WRITTEN PROBLEM – Which lines in the records below contain the word "only"? Copy each of them.

DATA FOR THIS TASK –
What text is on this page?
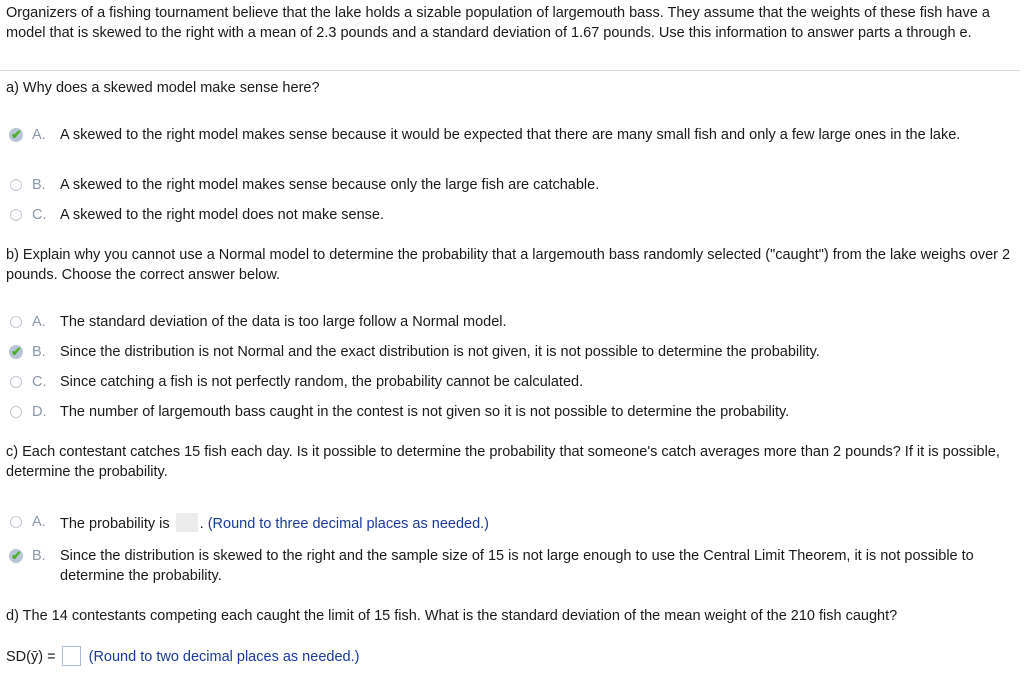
Organizers of a fishing tournament believe that the lake holds a sizable population of largemouth bass. They assume that the weights of these fish have a model that is skewed to the right with a mean of 2.3 pounds and a standard deviation of 1.67 pounds. Use this information to answer parts a through e.
a) Why does a skewed model make sense here?
✔ A. A skewed to the right model makes sense because it would be expected that there are many small fish and only a few large ones in the lake.
B. A skewed to the right model makes sense because only the large fish are catchable.
C. A skewed to the right model does not make sense.
b) Explain why you cannot use a Normal model to determine the probability that a largemouth bass randomly selected ("caught") from the lake weighs over 2 pounds. Choose the correct answer below.
A. The standard deviation of the data is too large follow a Normal model.
✔ B. Since the distribution is not Normal and the exact distribution is not given, it is not possible to determine the probability.
C. Since catching a fish is not perfectly random, the probability cannot be calculated.
D. The number of largemouth bass caught in the contest is not given so it is not possible to determine the probability.
c) Each contestant catches 15 fish each day. Is it possible to determine the probability that someone's catch averages more than 2 pounds? If it is possible, determine the probability.
A. The probability is . (Round to three decimal places as needed.)
✔ B. Since the distribution is skewed to the right and the sample size of 15 is not large enough to use the Central Limit Theorem, it is not possible to determine the probability.
d) The 14 contestants competing each caught the limit of 15 fish. What is the standard deviation of the mean weight of the 210 fish caught?
SD(ȳ) = (Round to two decimal places as needed.)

SOLUTION FOR THIS TASK –
✔ A. A skewed to the right model makes sense because it would be expected that there are many small fish and only a few large ones in the lake.
B. A skewed to the right model makes sense because only the large fish are catchable.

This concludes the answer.